== Records for the task ==
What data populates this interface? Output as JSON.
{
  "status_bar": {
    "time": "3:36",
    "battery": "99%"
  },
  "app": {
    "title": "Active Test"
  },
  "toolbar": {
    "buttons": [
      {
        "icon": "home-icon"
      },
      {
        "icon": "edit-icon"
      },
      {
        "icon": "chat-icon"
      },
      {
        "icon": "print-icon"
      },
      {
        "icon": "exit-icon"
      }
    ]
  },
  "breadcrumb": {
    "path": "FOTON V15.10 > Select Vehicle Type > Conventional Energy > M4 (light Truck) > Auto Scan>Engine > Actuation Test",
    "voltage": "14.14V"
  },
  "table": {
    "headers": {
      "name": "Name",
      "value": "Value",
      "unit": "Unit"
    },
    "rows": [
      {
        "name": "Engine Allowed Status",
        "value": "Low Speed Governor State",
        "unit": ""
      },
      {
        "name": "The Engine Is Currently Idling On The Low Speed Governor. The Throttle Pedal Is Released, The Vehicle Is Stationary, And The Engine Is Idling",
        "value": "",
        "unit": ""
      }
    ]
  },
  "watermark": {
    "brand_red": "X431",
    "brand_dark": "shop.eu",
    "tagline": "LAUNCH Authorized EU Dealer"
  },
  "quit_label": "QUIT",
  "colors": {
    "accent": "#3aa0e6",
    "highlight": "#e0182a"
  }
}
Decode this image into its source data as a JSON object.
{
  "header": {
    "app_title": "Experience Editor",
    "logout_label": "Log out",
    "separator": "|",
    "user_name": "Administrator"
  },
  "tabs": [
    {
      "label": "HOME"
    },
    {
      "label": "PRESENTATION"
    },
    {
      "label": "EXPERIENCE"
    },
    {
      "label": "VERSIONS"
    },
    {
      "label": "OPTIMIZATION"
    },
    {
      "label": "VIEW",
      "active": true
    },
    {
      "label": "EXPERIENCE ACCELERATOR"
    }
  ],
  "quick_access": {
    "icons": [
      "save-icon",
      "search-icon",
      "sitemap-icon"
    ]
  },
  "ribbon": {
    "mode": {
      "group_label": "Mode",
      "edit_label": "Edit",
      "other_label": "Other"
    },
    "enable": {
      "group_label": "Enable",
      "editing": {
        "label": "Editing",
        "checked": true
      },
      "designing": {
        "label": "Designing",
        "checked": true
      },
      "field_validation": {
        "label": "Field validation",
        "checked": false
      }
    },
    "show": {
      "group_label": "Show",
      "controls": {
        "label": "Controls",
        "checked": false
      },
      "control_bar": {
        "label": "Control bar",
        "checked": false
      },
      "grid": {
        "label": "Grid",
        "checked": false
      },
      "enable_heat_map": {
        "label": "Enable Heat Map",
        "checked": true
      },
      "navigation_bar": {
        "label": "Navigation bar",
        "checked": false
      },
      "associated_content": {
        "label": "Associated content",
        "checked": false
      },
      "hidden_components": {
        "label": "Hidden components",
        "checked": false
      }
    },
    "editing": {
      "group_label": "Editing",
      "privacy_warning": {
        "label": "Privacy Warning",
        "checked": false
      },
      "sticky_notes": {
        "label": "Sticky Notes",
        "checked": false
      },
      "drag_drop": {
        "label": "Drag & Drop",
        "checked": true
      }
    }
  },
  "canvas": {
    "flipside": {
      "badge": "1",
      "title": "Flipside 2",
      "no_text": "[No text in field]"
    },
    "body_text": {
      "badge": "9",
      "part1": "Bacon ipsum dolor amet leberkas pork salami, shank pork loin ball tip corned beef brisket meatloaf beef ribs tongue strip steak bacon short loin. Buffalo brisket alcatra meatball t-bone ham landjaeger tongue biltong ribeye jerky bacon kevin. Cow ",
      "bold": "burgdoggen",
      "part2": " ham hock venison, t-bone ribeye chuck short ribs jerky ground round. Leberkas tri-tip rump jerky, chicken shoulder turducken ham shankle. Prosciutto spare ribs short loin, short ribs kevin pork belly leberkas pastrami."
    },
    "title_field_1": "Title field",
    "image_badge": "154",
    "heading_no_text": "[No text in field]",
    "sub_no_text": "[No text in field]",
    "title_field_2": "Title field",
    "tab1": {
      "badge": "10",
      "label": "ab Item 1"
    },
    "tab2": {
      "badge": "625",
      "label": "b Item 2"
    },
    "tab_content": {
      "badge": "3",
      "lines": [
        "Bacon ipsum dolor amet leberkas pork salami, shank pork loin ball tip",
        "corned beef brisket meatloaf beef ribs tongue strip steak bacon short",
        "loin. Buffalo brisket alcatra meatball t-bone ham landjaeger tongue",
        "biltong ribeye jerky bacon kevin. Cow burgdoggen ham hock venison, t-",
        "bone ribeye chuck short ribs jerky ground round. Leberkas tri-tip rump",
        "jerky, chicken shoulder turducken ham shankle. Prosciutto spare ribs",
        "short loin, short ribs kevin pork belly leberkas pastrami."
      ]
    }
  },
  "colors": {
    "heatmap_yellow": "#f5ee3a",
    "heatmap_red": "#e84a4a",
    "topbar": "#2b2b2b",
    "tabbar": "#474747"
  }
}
===
• Short exercise: Repeat every record, keeping each word and mark exactly as it is.

• Solution to this task:
What data populates this interface? Output as JSON.
{
  "status_bar": {
    "time": "3:36",
    "battery": "99%"
  },
  "app": {
    "title": "Active Test"
  },
  "toolbar": {
    "buttons": [
      {
        "icon": "home-icon"
      },
      {
        "icon": "edit-icon"
      },
      {
        "icon": "chat-icon"
      },
      {
        "icon": "print-icon"
      },
      {
        "icon": "exit-icon"
      }
    ]
  },
  "breadcrumb": {
    "path": "FOTON V15.10 > Select Vehicle Type > Conventional Energy > M4 (light Truck) > Auto Scan>Engine > Actuation Test",
    "voltage": "14.14V"
  },
  "table": {
    "headers": {
      "name": "Name",
      "value": "Value",
      "unit": "Unit"
    },
    "rows": [
      {
        "name": "Engine Allowed Status",
        "value": "Low Speed Governor State",
        "unit": ""
      },
      {
        "name": "The Engine Is Currently Idling On The Low Speed Governor. The Throttle Pedal Is Released, The Vehicle Is Stationary, And The Engine Is Idling",
        "value": "",
        "unit": ""
      }
    ]
  },
  "watermark": {
    "brand_red": "X431",
    "brand_dark": "shop.eu",
    "tagline": "LAUNCH Authorized EU Dealer"
  },
  "quit_label": "QUIT",
  "colors": {
    "accent": "#3aa0e6",
    "highlight": "#e0182a"
  }
}
Decode this image into its source data as a JSON object.
{
  "header": {
    "app_title": "Experience Editor",
    "logout_label": "Log out",
    "separator": "|",
    "user_name": "Administrator"
  },
  "tabs": [
    {
      "label": "HOME"
    },
    {
      "label": "PRESENTATION"
    },
    {
      "label": "EXPERIENCE"
    },
    {
      "label": "VERSIONS"
    },
    {
      "label": "OPTIMIZATION"
    },
    {
      "label": "VIEW",
      "active": true
    },
    {
      "label": "EXPERIENCE ACCELERATOR"
    }
  ],
  "quick_access": {
    "icons": [
      "save-icon",
      "search-icon",
      "sitemap-icon"
    ]
  },
  "ribbon": {
    "mode": {
      "group_label": "Mode",
      "edit_label": "Edit",
      "other_label": "Other"
    },
    "enable": {
      "group_label": "Enable",
      "editing": {
        "label": "Editing",
        "checked": true
      },
      "designing": {
        "label": "Designing",
        "checked": true
      },
      "field_validation": {
        "label": "Field validation",
        "checked": false
      }
    },
    "show": {
      "group_label": "Show",
      "controls": {
        "label": "Controls",
        "checked": false
      },
      "control_bar": {
        "label": "Control bar",
        "checked": false
      },
      "grid": {
        "label": "Grid",
        "checked": false
      },
      "enable_heat_map": {
        "label": "Enable Heat Map",
        "checked": true
      },
      "navigation_bar": {
        "label": "Navigation bar",
        "checked": false
      },
      "associated_content": {
        "label": "Associated content",
        "checked": false
      },
      "hidden_components": {
        "label": "Hidden components",
        "checked": false
      }
    },
    "editing": {
      "group_label": "Editing",
      "privacy_warning": {
        "label": "Privacy Warning",
        "checked": false
      },
      "sticky_notes": {
        "label": "Sticky Notes",
        "checked": false
      },
      "drag_drop": {
        "label": "Drag & Drop",
        "checked": true
      }
    }
  },
  "canvas": {
    "flipside": {
      "badge": "1",
      "title": "Flipside 2",
      "no_text": "[No text in field]"
    },
    "body_text": {
      "badge": "9",
      "part1": "Bacon ipsum dolor amet leberkas pork salami, shank pork loin ball tip corned beef brisket meatloaf beef ribs tongue strip steak bacon short loin. Buffalo brisket alcatra meatball t-bone ham landjaeger tongue biltong ribeye jerky bacon kevin. Cow ",
      "bold": "burgdoggen",
      "part2": " ham hock venison, t-bone ribeye chuck short ribs jerky ground round. Leberkas tri-tip rump jerky, chicken shoulder turducken ham shankle. Prosciutto spare ribs short loin, short ribs kevin pork belly leberkas pastrami."
    },
    "title_field_1": "Title field",
    "image_badge": "154",
    "heading_no_text": "[No text in field]",
    "sub_no_text": "[No text in field]",
    "title_field_2": "Title field",
    "tab1": {
      "badge": "10",
      "label": "ab Item 1"
    },
    "tab2": {
      "badge": "625",
      "label": "b Item 2"
    },
    "tab_content": {
      "badge": "3",
      "lines": [
        "Bacon ipsum dolor amet leberkas pork salami, shank pork loin ball tip",
        "corned beef brisket meatloaf beef ribs tongue strip steak bacon short",
        "loin. Buffalo brisket alcatra meatball t-bone ham landjaeger tongue",
        "biltong ribeye jerky bacon kevin. Cow burgdoggen ham hock venison, t-",
        "bone ribeye chuck short ribs jerky ground round. Leberkas tri-tip rump",
        "jerky, chicken shoulder turducken ham shankle. Prosciutto spare ribs",
        "short loin, short ribs kevin pork belly leberkas pastrami."
      ]
    }
  },
  "colors": {
    "heatmap_yellow": "#f5ee3a",
    "heatmap_red": "#e84a4a",
    "topbar": "#2b2b2b",
    "tabbar": "#474747"
  }
}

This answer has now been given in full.